--- start Material supplied ---

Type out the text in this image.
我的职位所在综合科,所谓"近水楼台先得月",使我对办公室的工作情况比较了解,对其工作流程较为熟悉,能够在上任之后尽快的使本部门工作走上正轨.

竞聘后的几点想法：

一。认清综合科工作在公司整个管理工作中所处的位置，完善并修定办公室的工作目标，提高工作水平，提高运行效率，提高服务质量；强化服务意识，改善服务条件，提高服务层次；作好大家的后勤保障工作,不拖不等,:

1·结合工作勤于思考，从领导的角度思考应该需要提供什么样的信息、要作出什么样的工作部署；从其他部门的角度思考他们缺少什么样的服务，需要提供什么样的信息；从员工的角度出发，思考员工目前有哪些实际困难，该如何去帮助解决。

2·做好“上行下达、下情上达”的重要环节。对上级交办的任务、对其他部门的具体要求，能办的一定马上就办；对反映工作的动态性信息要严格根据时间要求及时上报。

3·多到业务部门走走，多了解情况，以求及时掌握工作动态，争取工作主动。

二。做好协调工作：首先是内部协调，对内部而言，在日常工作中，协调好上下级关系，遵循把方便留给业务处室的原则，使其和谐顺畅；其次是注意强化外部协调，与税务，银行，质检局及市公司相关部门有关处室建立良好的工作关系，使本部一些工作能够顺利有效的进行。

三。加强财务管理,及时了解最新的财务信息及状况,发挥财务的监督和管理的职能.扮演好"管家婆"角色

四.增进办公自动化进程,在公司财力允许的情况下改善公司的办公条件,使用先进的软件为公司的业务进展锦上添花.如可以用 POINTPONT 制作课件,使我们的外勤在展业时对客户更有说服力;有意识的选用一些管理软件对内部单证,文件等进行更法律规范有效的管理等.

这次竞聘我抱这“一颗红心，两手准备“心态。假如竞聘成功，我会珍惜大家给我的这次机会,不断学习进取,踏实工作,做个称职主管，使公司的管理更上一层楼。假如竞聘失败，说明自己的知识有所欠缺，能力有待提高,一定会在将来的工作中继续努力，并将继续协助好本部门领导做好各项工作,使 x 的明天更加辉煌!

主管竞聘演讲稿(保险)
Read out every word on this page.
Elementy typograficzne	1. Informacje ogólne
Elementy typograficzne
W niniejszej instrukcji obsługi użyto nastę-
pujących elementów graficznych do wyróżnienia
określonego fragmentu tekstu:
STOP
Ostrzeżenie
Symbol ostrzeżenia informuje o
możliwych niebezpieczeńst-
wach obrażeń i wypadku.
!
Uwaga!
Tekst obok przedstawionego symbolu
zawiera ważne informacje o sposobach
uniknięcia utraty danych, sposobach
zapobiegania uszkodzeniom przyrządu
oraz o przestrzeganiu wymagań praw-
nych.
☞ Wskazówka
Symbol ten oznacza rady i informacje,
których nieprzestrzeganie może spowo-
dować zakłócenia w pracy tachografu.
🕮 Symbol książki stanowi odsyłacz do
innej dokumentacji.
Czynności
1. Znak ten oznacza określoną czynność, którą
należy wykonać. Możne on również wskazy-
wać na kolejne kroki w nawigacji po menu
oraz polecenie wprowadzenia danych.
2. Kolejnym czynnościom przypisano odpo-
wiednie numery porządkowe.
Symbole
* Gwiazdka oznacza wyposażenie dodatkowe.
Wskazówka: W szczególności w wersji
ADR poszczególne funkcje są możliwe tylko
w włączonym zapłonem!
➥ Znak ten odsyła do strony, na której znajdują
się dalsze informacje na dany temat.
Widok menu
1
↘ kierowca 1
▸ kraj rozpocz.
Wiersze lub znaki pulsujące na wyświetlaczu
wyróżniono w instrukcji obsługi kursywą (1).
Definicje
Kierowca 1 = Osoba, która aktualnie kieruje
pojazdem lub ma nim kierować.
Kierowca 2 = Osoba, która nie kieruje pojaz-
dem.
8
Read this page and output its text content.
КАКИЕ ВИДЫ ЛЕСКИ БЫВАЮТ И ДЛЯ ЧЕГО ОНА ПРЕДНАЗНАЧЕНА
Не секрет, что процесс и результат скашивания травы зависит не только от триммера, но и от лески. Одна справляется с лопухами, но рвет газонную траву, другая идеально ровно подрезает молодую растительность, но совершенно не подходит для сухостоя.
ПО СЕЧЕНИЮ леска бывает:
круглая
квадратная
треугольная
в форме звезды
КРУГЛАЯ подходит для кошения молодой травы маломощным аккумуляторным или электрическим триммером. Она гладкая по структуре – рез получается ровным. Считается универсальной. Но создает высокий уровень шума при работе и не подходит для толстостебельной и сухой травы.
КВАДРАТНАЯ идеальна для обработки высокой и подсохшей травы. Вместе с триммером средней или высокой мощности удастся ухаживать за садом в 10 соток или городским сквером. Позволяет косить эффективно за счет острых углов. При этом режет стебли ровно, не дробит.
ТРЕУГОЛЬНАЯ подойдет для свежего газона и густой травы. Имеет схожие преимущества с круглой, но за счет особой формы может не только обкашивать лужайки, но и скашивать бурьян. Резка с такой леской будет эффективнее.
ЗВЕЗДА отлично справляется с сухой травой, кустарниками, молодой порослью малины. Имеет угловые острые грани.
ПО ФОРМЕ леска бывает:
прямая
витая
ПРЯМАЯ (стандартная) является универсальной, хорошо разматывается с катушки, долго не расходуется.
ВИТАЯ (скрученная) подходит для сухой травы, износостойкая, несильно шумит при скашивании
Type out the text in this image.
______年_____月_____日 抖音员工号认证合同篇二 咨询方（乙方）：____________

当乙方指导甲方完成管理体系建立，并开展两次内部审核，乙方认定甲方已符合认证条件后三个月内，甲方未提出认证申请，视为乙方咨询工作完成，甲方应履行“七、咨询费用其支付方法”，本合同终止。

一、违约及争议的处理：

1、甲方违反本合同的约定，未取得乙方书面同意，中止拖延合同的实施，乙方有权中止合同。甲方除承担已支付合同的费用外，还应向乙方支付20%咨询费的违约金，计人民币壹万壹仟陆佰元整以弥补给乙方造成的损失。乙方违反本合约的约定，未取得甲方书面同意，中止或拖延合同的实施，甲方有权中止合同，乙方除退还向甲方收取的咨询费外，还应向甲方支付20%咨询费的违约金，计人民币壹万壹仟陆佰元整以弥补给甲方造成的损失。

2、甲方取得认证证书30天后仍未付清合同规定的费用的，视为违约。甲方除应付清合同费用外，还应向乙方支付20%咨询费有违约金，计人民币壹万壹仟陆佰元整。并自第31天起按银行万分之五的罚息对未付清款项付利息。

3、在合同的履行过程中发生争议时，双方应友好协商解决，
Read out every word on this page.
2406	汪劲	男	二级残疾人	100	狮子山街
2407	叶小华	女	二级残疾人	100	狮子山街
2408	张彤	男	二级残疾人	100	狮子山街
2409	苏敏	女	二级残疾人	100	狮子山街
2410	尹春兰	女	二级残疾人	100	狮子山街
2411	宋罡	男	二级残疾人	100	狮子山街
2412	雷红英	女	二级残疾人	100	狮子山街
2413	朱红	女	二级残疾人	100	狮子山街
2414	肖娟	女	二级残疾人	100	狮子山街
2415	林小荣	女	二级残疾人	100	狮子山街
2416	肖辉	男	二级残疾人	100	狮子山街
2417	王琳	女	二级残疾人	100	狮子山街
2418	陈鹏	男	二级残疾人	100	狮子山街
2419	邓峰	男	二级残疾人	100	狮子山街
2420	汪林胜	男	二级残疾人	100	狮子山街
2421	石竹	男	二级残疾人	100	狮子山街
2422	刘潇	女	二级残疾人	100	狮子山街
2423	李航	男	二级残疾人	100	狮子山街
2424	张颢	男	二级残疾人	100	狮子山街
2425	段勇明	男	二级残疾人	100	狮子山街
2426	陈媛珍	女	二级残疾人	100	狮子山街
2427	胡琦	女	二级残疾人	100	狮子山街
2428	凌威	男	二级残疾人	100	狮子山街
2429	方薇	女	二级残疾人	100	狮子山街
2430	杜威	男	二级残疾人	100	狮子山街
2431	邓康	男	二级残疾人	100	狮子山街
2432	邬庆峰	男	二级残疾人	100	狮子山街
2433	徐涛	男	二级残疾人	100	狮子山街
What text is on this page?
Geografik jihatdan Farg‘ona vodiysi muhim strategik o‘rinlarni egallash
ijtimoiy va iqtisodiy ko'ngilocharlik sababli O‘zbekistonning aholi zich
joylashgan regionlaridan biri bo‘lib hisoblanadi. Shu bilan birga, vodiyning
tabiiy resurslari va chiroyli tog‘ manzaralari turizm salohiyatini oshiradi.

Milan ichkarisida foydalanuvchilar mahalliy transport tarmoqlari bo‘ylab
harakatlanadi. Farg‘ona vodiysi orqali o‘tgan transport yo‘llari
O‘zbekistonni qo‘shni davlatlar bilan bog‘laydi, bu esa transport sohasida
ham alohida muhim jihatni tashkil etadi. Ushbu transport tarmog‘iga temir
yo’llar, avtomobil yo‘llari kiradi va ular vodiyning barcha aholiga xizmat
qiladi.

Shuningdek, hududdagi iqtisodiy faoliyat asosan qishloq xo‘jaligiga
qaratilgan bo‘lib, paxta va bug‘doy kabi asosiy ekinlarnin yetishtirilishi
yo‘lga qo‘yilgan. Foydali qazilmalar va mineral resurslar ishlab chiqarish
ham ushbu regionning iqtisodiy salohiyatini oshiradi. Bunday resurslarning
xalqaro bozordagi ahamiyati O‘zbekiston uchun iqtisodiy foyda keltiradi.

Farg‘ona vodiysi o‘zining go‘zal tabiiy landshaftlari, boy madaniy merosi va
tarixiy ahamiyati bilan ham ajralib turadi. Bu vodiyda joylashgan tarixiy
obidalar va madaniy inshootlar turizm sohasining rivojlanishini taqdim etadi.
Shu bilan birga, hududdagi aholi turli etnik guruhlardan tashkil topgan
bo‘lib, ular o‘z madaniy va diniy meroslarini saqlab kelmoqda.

--- end Material supplied ---

How many lines in the data contain the string "page"? Respond with the number only.

4